— Start LISTED ENTRIES —
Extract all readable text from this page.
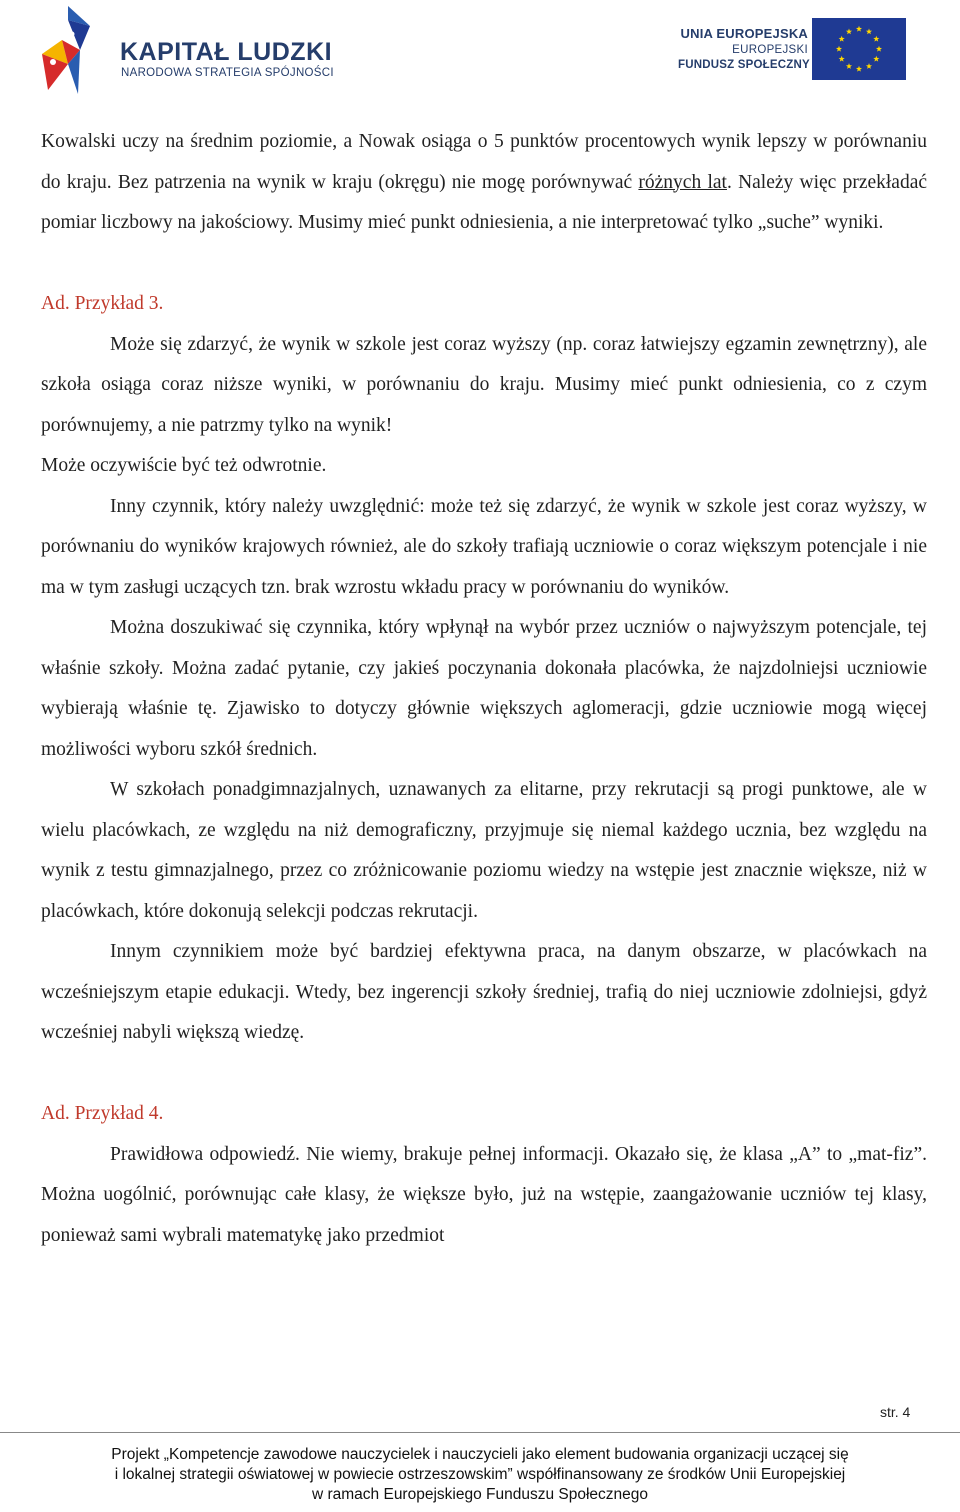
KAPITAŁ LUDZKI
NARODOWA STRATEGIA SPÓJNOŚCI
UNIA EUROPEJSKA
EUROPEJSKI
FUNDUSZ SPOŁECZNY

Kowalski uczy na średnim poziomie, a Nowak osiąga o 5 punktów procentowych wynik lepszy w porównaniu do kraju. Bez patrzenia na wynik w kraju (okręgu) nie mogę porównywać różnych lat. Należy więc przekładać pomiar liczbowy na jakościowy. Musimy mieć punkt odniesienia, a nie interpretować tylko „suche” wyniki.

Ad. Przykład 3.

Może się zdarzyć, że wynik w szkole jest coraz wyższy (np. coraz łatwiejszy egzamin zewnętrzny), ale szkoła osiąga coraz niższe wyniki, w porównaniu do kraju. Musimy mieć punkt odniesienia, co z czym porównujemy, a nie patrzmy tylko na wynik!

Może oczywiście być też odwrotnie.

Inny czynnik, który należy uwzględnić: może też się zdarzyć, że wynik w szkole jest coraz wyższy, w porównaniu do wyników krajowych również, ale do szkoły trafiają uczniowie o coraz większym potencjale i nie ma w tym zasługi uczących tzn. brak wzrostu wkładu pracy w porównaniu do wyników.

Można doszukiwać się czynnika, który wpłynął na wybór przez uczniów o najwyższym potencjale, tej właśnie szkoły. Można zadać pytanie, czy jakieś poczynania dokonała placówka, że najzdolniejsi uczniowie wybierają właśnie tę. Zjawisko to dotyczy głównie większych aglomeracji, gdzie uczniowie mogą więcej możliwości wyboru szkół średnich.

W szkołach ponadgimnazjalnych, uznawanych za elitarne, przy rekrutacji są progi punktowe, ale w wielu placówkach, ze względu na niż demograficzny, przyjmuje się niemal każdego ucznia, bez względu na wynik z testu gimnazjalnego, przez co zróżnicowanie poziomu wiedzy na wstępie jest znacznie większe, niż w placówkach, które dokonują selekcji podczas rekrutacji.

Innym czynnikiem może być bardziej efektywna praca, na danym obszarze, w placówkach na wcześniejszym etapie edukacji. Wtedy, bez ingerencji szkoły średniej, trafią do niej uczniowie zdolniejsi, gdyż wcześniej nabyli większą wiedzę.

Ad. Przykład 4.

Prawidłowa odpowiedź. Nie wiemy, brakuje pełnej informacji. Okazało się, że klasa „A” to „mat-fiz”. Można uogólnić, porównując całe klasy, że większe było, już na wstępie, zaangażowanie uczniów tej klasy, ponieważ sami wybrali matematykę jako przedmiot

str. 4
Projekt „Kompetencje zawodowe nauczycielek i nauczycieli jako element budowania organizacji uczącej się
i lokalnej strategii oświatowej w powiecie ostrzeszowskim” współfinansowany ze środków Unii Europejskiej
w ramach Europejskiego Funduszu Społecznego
— End LISTED ENTRIES —
◆ INSTRUCTIONS FOR THE TASK ◆
Transcribe every line in the entries above, taking out only the images.

◆ CORRECT RESPONSE ◆
Extract all readable text from this page.
KAPITAŁ LUDZKI
NARODOWA STRATEGIA SPÓJNOŚCI
UNIA EUROPEJSKA
EUROPEJSKI
FUNDUSZ SPOŁECZNY

Kowalski uczy na średnim poziomie, a Nowak osiąga o 5 punktów procentowych wynik lepszy w porównaniu do kraju. Bez patrzenia na wynik w kraju (okręgu) nie mogę porównywać różnych lat. Należy więc przekładać pomiar liczbowy na jakościowy. Musimy mieć punkt odniesienia, a nie interpretować tylko „suche” wyniki.

Ad. Przykład 3.

Może się zdarzyć, że wynik w szkole jest coraz wyższy (np. coraz łatwiejszy egzamin zewnętrzny), ale szkoła osiąga coraz niższe wyniki, w porównaniu do kraju. Musimy mieć punkt odniesienia, co z czym porównujemy, a nie patrzmy tylko na wynik!

Może oczywiście być też odwrotnie.

Inny czynnik, który należy uwzględnić: może też się zdarzyć, że wynik w szkole jest coraz wyższy, w porównaniu do wyników krajowych również, ale do szkoły trafiają uczniowie o coraz większym potencjale i nie ma w tym zasługi uczących tzn. brak wzrostu wkładu pracy w porównaniu do wyników.

Można doszukiwać się czynnika, który wpłynął na wybór przez uczniów o najwyższym potencjale, tej właśnie szkoły. Można zadać pytanie, czy jakieś poczynania dokonała placówka, że najzdolniejsi uczniowie wybierają właśnie tę. Zjawisko to dotyczy głównie większych aglomeracji, gdzie uczniowie mogą więcej możliwości wyboru szkół średnich.

W szkołach ponadgimnazjalnych, uznawanych za elitarne, przy rekrutacji są progi punktowe, ale w wielu placówkach, ze względu na niż demograficzny, przyjmuje się niemal każdego ucznia, bez względu na wynik z testu gimnazjalnego, przez co zróżnicowanie poziomu wiedzy na wstępie jest znacznie większe, niż w placówkach, które dokonują selekcji podczas rekrutacji.

Innym czynnikiem może być bardziej efektywna praca, na danym obszarze, w placówkach na wcześniejszym etapie edukacji. Wtedy, bez ingerencji szkoły średniej, trafią do niej uczniowie zdolniejsi, gdyż wcześniej nabyli większą wiedzę.

Ad. Przykład 4.

Prawidłowa odpowiedź. Nie wiemy, brakuje pełnej informacji. Okazało się, że klasa „A” to „mat-fiz”. Można uogólnić, porównując całe klasy, że większe było, już na wstępie, zaangażowanie uczniów tej klasy, ponieważ sami wybrali matematykę jako przedmiot

str. 4
Projekt „Kompetencje zawodowe nauczycielek i nauczycieli jako element budowania organizacji uczącej się
i lokalnej strategii oświatowej w powiecie ostrzeszowskim” współfinansowany ze środków Unii Europejskiej
w ramach Europejskiego Funduszu Społecznego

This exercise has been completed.